▶ **WHAT IS EXPECTED**
Would you show every line from the records that holds "highlighted"?

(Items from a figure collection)

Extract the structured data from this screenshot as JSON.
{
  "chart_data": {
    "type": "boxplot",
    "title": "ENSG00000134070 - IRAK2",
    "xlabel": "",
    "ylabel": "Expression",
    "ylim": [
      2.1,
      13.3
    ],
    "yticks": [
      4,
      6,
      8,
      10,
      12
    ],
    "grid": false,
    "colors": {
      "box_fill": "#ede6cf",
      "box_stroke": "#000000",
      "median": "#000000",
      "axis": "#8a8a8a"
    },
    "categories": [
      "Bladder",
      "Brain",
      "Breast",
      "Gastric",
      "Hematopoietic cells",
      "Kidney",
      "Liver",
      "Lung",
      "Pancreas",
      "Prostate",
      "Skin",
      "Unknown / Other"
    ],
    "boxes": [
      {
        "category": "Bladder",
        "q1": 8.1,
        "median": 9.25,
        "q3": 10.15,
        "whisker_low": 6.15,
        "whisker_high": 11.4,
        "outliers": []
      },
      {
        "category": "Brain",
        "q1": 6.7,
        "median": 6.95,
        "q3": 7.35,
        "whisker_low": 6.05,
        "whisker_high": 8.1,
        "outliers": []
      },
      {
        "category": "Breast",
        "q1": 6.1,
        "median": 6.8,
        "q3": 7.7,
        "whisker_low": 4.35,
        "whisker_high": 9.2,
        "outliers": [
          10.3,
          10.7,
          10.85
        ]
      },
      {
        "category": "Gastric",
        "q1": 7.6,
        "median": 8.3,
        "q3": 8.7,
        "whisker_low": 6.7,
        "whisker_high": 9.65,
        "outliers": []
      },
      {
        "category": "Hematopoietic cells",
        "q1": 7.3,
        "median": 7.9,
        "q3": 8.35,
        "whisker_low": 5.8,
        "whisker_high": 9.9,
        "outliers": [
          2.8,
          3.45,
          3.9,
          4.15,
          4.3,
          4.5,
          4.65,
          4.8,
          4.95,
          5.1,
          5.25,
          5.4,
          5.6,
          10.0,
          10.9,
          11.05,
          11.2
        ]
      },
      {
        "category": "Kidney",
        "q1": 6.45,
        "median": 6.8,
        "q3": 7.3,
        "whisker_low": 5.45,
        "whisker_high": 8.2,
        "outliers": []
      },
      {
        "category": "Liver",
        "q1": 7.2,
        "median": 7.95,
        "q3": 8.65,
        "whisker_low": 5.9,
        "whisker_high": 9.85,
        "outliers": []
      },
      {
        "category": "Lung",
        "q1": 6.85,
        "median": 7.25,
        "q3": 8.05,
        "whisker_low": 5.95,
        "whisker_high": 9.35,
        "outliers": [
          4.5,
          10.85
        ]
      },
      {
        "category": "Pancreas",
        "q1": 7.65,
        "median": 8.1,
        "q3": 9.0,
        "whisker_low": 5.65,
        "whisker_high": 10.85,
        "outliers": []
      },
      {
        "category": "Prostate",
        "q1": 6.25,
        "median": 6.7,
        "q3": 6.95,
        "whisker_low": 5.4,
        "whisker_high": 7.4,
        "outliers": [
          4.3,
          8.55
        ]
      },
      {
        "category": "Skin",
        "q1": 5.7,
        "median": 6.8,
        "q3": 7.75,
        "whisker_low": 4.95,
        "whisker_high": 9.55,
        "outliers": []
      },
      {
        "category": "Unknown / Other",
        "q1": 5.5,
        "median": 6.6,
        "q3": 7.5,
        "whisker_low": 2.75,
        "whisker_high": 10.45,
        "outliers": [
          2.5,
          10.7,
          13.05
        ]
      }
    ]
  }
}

==

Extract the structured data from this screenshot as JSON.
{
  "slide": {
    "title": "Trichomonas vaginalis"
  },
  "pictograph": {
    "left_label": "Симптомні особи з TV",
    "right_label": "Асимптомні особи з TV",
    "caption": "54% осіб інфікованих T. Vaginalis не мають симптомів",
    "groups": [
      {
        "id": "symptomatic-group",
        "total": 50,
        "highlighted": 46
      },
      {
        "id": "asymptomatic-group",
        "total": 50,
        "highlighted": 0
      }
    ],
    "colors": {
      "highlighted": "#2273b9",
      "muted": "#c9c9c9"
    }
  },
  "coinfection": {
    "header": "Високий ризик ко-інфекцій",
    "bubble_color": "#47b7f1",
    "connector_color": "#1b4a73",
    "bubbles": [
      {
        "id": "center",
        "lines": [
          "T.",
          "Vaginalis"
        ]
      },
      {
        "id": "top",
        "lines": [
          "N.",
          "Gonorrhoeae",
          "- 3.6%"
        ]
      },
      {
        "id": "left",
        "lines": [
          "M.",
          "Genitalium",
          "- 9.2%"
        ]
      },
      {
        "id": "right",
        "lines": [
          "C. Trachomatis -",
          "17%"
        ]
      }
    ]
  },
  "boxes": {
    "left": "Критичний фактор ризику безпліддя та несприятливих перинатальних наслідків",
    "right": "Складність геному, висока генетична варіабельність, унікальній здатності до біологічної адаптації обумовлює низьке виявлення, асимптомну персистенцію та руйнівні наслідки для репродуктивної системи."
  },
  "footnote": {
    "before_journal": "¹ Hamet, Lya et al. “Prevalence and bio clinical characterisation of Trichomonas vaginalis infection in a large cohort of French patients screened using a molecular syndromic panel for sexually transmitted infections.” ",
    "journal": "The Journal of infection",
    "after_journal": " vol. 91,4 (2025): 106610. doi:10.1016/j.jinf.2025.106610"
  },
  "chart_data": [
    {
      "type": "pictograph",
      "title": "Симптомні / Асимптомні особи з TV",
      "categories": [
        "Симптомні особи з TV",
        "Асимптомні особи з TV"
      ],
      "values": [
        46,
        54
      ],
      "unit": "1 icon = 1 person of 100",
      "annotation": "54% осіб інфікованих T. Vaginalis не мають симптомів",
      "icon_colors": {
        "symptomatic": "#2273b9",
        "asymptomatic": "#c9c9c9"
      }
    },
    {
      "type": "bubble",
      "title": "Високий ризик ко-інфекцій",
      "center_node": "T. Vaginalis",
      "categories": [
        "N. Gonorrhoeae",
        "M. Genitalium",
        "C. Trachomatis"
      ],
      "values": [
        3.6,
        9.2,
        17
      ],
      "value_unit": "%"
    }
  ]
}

▶ **ANSWER AREA**
        "highlighted": 46
        "highlighted": 0
      "highlighted": "#2273b9",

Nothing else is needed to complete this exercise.